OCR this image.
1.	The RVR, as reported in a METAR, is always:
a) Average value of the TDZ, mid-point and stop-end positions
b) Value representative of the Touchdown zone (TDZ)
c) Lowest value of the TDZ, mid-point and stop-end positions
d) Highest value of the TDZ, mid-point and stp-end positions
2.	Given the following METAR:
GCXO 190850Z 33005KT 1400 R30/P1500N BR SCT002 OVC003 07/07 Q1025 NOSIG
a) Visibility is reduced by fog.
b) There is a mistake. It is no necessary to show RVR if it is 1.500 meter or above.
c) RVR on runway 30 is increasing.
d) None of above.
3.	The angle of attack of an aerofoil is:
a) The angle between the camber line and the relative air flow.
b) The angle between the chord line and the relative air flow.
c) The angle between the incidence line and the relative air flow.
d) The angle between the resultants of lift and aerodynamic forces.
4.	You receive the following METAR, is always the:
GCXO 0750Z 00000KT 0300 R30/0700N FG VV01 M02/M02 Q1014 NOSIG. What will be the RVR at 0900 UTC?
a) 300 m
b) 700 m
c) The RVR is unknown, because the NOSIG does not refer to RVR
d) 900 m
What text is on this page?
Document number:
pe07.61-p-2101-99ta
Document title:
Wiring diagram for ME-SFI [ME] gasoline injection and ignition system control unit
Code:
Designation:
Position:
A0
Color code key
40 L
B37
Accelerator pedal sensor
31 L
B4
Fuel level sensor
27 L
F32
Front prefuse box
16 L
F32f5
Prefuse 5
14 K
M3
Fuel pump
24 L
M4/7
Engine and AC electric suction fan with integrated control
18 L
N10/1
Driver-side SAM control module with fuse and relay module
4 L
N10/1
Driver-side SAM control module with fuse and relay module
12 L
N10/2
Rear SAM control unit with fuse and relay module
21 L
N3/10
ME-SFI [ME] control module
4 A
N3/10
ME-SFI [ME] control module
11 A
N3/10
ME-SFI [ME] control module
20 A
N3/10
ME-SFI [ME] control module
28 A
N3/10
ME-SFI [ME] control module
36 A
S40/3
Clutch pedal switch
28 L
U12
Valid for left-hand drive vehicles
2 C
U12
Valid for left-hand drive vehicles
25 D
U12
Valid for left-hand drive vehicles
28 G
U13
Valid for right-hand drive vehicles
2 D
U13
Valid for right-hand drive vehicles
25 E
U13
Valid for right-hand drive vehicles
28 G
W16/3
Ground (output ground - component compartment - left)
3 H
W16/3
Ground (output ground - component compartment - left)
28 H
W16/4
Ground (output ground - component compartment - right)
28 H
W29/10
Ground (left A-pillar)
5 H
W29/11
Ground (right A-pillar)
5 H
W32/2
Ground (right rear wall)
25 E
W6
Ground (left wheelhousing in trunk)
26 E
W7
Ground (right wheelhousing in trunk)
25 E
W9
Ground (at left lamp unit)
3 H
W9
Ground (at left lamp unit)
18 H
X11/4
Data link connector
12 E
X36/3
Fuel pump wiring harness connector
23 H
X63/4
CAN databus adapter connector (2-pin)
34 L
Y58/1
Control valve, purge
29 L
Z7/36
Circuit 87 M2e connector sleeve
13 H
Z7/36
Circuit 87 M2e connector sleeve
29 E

+ + + + + + +

**SHORT EXERCISE**
Check each line of the records for the word "positions" and extract those that contain it.

**RESULT**
a) Average value of the TDZ, mid-point and stop-end positions
c) Lowest value of the TDZ, mid-point and stop-end positions
d) Highest value of the TDZ, mid-point and stp-end positions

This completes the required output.